Draw out every line with the word "Initial" from the listing below.

--- START ---

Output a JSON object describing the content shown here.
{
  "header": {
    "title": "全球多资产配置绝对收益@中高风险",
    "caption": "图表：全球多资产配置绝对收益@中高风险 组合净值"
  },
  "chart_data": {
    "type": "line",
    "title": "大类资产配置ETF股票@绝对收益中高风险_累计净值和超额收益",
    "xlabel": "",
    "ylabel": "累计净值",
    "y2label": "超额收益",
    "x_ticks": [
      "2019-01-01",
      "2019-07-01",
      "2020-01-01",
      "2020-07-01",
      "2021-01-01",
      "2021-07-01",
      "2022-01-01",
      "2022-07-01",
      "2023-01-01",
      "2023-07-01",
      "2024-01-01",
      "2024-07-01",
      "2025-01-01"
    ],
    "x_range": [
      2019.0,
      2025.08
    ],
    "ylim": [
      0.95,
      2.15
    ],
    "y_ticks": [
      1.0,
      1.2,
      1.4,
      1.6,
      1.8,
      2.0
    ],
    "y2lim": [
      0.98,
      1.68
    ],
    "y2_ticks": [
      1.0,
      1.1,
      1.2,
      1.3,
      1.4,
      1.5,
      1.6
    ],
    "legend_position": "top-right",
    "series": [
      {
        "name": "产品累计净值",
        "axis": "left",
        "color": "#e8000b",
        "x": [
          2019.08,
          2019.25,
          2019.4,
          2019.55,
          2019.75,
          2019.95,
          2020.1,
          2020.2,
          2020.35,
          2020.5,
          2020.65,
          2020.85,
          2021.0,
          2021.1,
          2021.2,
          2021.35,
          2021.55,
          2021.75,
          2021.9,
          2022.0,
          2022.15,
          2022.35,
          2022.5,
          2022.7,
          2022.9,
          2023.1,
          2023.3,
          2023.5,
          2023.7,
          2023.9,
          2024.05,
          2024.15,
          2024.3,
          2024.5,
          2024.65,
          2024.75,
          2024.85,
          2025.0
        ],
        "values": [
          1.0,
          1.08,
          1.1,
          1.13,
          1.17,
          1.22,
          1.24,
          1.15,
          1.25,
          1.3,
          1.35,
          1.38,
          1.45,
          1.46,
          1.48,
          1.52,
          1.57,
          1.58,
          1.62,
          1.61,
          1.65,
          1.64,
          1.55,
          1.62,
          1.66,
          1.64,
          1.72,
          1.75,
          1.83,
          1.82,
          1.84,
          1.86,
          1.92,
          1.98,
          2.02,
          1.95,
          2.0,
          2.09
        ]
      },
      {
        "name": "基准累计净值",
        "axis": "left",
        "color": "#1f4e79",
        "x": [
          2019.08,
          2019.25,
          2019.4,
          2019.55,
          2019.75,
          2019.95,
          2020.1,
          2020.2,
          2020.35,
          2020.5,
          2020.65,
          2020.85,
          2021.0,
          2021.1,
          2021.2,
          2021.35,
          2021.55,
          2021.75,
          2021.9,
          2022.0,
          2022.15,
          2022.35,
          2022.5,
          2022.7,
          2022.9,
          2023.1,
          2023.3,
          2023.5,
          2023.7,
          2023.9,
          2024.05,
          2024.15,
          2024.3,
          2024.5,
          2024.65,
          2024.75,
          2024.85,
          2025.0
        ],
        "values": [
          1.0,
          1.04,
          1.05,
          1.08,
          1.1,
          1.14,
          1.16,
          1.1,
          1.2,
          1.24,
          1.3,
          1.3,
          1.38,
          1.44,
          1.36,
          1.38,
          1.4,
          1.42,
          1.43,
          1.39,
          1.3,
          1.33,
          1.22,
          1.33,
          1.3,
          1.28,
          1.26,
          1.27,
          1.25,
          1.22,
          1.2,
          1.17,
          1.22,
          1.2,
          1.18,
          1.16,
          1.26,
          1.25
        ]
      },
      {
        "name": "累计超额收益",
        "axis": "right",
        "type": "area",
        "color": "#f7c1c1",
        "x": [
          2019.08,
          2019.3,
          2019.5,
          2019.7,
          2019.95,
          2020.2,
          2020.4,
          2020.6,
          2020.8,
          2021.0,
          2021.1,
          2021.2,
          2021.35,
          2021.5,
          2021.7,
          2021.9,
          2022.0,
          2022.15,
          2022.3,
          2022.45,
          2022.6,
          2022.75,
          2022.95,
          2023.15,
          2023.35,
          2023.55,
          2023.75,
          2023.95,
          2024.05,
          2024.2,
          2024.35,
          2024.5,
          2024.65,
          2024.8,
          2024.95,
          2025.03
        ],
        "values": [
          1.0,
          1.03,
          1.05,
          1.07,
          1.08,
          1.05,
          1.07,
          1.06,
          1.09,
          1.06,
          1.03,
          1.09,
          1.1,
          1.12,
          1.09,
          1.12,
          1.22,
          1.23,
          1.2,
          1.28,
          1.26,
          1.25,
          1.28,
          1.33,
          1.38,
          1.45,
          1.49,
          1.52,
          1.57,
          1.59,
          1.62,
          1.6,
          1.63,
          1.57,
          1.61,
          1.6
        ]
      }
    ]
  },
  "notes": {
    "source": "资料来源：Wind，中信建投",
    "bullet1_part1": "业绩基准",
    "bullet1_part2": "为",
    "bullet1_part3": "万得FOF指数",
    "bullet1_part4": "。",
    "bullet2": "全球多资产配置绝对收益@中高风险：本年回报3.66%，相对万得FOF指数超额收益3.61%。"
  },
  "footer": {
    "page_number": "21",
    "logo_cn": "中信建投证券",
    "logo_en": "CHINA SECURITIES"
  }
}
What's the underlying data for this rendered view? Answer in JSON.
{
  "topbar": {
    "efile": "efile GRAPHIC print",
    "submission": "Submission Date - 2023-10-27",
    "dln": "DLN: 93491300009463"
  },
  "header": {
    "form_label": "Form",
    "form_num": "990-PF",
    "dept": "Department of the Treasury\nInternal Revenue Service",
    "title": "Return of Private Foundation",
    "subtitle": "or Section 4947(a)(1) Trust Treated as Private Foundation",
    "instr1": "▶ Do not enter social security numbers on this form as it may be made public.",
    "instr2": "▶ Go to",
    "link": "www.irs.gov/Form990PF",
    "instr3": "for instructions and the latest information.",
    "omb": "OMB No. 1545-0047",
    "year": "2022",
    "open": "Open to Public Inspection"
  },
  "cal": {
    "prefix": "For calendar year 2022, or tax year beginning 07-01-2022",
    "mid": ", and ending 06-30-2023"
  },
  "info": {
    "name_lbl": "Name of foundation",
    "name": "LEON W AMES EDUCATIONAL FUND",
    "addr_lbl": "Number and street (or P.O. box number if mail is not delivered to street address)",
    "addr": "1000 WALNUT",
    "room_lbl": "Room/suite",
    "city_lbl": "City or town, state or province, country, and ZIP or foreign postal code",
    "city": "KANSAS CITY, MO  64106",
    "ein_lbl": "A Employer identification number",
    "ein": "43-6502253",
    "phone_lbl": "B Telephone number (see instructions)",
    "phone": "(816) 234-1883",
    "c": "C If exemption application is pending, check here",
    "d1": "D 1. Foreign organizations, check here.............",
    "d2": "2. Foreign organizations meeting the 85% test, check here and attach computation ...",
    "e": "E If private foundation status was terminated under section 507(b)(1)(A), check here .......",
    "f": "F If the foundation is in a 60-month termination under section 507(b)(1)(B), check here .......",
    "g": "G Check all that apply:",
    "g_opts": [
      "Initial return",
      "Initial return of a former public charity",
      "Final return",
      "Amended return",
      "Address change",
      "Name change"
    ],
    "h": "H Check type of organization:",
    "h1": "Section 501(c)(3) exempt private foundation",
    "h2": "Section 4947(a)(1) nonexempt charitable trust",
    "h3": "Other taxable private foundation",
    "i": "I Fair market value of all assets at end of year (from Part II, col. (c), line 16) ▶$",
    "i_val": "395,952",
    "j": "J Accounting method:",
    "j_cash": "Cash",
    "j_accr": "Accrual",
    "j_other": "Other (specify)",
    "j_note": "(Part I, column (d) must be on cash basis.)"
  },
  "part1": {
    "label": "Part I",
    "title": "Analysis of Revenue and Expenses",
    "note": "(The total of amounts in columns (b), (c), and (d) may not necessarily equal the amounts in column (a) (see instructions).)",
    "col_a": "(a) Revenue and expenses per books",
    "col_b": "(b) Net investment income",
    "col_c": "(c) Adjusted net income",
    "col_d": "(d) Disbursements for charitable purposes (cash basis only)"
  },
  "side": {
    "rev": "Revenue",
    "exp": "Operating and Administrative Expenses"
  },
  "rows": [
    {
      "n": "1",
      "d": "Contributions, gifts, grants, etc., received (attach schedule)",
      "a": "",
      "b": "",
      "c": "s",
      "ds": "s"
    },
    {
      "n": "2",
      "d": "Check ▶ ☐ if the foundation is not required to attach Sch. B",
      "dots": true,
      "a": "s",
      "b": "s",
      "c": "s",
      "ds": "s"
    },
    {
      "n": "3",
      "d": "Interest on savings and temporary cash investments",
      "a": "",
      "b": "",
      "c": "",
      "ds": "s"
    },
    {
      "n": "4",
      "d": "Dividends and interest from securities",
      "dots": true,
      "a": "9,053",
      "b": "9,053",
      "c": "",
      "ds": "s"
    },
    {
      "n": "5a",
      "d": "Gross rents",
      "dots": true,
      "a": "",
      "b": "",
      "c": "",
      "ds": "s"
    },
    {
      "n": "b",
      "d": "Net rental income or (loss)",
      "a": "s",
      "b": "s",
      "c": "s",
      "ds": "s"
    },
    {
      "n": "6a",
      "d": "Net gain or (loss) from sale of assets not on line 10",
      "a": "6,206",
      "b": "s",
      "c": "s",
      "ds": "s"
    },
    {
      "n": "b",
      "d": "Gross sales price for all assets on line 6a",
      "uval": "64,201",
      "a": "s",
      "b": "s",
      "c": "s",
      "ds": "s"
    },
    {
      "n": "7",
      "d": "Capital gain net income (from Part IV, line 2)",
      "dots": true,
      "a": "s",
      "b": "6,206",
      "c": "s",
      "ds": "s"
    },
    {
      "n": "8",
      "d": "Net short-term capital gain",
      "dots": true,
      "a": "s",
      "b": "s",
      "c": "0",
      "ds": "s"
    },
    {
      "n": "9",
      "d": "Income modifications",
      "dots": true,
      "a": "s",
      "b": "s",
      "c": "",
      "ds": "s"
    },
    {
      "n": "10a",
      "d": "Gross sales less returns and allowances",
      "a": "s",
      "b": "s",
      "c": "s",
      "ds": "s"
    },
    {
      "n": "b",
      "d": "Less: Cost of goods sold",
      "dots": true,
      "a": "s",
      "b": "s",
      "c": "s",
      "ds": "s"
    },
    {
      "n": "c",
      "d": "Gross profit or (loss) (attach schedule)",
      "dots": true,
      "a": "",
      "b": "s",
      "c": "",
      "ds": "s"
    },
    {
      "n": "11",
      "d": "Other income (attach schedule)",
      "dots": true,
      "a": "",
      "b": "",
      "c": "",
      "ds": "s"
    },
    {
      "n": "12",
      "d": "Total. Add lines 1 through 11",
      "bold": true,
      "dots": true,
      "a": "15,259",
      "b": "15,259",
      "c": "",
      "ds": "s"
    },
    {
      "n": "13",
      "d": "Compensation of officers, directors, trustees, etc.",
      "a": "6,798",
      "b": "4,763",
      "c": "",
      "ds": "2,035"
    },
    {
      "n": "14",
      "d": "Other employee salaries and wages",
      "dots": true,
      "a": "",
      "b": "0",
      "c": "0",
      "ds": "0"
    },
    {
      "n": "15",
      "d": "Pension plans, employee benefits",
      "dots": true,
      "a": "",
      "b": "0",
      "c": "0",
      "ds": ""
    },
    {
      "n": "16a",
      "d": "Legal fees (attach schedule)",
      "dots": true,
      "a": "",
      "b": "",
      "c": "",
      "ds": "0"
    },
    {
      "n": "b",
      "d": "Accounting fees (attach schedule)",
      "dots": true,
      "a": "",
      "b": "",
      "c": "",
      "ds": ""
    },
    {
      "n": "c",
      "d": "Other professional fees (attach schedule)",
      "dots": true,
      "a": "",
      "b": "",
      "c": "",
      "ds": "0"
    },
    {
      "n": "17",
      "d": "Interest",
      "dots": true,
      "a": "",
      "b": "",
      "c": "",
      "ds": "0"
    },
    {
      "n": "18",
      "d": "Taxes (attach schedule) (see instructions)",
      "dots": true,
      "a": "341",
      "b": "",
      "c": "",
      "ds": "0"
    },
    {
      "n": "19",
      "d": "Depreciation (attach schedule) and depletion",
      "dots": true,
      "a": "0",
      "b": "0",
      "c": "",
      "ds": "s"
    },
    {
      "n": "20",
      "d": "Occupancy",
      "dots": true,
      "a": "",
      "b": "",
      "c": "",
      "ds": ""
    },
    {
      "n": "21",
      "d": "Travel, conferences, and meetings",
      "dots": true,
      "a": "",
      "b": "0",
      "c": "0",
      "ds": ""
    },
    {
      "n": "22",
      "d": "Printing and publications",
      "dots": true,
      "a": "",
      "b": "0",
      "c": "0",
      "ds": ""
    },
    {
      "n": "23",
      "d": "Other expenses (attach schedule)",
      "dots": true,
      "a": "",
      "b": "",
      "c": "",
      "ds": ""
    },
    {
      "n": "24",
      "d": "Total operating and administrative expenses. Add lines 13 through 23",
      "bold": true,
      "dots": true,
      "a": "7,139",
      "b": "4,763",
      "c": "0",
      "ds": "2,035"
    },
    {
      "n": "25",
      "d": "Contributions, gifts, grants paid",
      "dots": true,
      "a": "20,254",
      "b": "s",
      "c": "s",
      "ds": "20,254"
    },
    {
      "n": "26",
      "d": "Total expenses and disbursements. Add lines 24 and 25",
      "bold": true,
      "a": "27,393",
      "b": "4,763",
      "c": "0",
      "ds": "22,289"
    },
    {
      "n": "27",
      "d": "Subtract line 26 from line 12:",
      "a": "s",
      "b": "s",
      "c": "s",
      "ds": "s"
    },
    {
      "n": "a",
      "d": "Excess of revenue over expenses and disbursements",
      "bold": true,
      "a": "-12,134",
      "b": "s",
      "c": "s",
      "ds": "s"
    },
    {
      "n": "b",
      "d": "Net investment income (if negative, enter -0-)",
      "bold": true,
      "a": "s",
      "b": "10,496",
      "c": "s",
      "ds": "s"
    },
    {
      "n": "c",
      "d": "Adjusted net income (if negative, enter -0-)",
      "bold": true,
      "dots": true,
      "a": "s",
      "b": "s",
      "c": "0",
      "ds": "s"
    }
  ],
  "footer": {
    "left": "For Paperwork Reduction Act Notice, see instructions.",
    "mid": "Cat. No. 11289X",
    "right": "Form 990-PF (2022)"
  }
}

--- END ---

- **Result of this exercise**:
      "Initial return",
      "Initial return of a former public charity",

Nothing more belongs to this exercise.